### PROVIDED RECORDS
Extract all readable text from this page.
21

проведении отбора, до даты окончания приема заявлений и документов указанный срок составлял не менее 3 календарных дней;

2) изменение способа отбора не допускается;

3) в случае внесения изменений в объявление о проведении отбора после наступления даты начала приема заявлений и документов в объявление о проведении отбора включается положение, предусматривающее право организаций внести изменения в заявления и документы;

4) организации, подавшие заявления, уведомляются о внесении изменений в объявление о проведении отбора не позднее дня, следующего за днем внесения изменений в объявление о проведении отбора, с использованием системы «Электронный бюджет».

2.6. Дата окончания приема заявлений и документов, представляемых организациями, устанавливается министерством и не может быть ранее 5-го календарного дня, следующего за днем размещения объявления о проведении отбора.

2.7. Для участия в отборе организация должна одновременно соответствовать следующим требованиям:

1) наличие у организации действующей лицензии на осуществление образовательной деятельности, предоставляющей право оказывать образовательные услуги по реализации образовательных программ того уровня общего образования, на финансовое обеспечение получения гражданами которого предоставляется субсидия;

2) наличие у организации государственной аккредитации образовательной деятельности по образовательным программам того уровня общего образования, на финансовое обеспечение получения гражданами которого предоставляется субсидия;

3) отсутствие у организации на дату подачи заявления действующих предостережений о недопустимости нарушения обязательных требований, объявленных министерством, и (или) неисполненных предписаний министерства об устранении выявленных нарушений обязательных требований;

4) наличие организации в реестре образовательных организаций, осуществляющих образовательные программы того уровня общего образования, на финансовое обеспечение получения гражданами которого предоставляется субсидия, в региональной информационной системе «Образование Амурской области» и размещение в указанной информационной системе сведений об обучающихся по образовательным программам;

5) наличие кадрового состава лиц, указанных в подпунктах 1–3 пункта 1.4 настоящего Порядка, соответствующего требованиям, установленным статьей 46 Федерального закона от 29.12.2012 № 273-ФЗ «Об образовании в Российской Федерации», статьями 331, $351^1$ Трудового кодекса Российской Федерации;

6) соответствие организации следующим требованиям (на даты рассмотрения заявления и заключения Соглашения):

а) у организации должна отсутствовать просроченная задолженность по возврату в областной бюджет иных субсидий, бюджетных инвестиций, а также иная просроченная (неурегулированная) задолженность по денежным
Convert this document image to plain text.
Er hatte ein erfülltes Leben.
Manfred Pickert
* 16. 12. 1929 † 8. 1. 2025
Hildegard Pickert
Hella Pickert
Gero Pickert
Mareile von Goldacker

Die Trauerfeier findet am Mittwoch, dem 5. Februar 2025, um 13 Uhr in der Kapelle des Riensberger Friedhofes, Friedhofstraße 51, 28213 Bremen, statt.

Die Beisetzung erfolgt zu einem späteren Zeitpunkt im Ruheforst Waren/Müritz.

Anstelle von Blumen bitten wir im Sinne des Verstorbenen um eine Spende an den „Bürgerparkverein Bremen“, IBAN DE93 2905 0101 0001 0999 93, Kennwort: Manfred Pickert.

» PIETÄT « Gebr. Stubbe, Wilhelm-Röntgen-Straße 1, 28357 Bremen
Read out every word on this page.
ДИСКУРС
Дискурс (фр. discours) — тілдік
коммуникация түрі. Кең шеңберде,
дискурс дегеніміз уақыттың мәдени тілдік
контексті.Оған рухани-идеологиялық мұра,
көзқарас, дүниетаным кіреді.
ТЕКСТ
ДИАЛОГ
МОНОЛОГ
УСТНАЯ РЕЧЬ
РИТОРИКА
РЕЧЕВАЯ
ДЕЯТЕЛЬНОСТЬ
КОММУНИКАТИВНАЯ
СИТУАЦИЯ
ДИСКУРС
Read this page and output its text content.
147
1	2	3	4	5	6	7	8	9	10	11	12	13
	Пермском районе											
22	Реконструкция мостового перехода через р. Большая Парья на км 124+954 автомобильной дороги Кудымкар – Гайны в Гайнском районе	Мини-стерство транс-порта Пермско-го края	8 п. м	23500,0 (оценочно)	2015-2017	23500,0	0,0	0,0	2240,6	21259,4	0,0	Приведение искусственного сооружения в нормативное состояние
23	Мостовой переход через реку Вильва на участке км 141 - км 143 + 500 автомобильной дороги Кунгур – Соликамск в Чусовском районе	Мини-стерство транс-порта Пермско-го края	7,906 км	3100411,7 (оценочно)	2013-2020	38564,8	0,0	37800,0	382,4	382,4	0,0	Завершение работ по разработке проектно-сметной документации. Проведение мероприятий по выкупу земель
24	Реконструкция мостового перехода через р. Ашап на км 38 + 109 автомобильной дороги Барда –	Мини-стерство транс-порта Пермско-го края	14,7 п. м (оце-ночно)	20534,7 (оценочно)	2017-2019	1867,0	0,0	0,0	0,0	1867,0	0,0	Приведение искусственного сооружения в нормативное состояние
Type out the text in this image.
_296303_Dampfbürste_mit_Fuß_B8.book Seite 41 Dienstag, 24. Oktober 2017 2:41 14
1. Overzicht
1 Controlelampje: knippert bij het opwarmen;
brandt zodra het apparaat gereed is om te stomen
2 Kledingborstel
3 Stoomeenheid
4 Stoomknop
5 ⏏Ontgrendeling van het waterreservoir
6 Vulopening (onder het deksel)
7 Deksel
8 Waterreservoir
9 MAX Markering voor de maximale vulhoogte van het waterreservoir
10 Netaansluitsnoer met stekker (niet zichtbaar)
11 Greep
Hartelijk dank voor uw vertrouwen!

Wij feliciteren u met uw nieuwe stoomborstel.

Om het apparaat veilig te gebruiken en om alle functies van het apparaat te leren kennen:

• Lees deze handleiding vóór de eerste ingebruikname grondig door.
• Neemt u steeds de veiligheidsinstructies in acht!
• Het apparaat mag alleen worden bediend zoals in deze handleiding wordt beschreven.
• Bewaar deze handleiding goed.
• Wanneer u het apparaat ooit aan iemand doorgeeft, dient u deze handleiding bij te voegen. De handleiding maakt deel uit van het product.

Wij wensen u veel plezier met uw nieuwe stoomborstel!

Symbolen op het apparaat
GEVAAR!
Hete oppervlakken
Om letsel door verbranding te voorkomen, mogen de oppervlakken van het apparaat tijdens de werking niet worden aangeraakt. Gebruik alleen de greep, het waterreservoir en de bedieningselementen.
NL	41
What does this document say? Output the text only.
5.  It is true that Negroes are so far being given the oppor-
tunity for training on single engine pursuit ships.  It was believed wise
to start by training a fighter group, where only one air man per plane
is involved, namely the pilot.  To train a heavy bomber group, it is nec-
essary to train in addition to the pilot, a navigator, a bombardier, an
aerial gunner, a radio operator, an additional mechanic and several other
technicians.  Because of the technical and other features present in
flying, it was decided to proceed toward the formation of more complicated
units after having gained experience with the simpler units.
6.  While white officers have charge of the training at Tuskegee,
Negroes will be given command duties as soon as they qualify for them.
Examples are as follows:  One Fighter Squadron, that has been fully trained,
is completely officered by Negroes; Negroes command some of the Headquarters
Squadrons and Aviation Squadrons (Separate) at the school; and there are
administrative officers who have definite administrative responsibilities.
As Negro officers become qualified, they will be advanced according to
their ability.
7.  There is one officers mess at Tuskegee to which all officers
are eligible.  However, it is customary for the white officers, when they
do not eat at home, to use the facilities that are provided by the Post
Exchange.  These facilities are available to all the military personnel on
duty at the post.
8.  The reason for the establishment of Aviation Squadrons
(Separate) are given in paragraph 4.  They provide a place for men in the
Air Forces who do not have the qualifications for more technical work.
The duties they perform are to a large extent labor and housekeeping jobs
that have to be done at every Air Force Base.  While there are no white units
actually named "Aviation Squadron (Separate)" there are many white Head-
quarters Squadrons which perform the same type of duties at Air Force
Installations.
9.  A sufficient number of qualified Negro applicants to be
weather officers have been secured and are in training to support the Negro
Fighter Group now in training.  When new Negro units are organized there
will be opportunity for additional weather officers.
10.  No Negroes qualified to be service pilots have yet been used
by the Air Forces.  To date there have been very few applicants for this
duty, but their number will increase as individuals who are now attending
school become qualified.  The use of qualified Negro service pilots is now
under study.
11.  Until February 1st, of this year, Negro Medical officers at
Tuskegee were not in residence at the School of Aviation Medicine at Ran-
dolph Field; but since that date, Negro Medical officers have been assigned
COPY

### WHAT TO PRODUCE
Reproduce each line holding the word "their".

### REPLY TO THE EXERCISE
their ability.
duty, but their number will increase as individuals who are now attending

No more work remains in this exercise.